Excerpt from a dataset:
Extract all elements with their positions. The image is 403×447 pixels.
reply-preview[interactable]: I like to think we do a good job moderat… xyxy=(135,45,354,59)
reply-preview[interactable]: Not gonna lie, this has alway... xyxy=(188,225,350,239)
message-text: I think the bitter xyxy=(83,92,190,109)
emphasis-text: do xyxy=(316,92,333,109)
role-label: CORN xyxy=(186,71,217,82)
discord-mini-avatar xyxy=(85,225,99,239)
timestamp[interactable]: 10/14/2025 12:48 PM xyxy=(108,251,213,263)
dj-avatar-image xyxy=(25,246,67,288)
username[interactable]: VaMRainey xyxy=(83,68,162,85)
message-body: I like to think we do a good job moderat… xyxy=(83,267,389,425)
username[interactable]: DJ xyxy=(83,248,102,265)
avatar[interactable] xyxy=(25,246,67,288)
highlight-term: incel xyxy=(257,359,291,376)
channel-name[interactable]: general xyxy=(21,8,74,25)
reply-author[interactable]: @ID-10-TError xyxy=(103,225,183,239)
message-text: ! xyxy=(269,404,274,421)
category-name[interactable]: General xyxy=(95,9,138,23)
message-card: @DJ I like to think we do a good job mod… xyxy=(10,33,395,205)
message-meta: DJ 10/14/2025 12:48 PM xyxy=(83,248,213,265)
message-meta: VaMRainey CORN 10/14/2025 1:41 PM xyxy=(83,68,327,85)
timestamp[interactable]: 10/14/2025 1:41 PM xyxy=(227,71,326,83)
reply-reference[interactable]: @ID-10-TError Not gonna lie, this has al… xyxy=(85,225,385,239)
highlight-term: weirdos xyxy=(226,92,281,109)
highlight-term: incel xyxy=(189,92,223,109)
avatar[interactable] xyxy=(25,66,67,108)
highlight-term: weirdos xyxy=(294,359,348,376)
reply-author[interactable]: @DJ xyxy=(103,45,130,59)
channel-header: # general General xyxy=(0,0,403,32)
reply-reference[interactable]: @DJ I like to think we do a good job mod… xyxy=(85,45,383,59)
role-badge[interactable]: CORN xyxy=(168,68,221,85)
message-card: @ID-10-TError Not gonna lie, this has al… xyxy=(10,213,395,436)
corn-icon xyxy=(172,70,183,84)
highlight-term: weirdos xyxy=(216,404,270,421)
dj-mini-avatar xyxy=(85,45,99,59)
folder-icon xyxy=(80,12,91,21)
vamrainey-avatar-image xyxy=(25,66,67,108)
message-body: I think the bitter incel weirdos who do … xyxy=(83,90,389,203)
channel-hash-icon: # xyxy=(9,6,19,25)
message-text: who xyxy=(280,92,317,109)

:: EXERCISE DETAILS ::
Output the lines from the start of the entries through the line containing "message-text: I think" as a JSON list of strings, one string per line, leaving out any blank lines.

:: WRITTEN ANSWER ::
[
  "Extract all elements with their positions. The image is 403×447 pixels.",
  "reply-preview[interactable]: I like to think we do a good job moderat… xyxy=(135,45,354,59)",
  "reply-preview[interactable]: Not gonna lie, this has alway... xyxy=(188,225,350,239)",
  "message-text: I think the bitter xyxy=(83,92,190,109)"
]